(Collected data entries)
____
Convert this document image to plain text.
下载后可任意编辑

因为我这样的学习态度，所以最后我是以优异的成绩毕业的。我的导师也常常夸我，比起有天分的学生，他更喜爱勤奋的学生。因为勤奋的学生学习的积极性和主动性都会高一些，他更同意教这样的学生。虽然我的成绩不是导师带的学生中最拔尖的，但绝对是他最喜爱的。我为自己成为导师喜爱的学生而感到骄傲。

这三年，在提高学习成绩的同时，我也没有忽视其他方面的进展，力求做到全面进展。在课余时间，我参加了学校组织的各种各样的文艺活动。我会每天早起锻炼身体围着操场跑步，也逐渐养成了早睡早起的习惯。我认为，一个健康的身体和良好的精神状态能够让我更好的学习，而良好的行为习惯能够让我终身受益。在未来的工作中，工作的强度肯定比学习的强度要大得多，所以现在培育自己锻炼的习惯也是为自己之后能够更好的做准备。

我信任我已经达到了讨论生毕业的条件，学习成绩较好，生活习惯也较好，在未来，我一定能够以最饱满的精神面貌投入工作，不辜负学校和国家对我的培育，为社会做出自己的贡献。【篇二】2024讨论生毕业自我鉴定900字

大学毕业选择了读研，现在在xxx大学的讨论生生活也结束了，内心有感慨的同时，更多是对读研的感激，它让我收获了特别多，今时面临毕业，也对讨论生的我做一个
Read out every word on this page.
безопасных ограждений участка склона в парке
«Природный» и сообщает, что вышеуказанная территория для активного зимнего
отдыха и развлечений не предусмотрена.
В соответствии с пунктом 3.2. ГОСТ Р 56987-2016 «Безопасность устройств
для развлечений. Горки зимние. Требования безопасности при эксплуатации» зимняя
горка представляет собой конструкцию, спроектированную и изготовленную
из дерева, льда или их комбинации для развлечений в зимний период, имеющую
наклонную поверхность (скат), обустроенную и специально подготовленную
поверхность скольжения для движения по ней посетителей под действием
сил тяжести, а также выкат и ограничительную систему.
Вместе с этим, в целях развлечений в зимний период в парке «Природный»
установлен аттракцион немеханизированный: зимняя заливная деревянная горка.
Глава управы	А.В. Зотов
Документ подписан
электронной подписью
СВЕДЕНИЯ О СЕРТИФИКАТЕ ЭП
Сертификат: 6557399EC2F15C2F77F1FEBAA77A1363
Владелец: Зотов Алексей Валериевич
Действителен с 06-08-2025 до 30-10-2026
____
■ TASK BRIEF: Gather every line from the listing above in which "Зотов" appears, and copy those lines.

■ EXERCISE OUTPUT:
Глава управы	А.В. Зотов
Владелец: Зотов Алексей Валериевич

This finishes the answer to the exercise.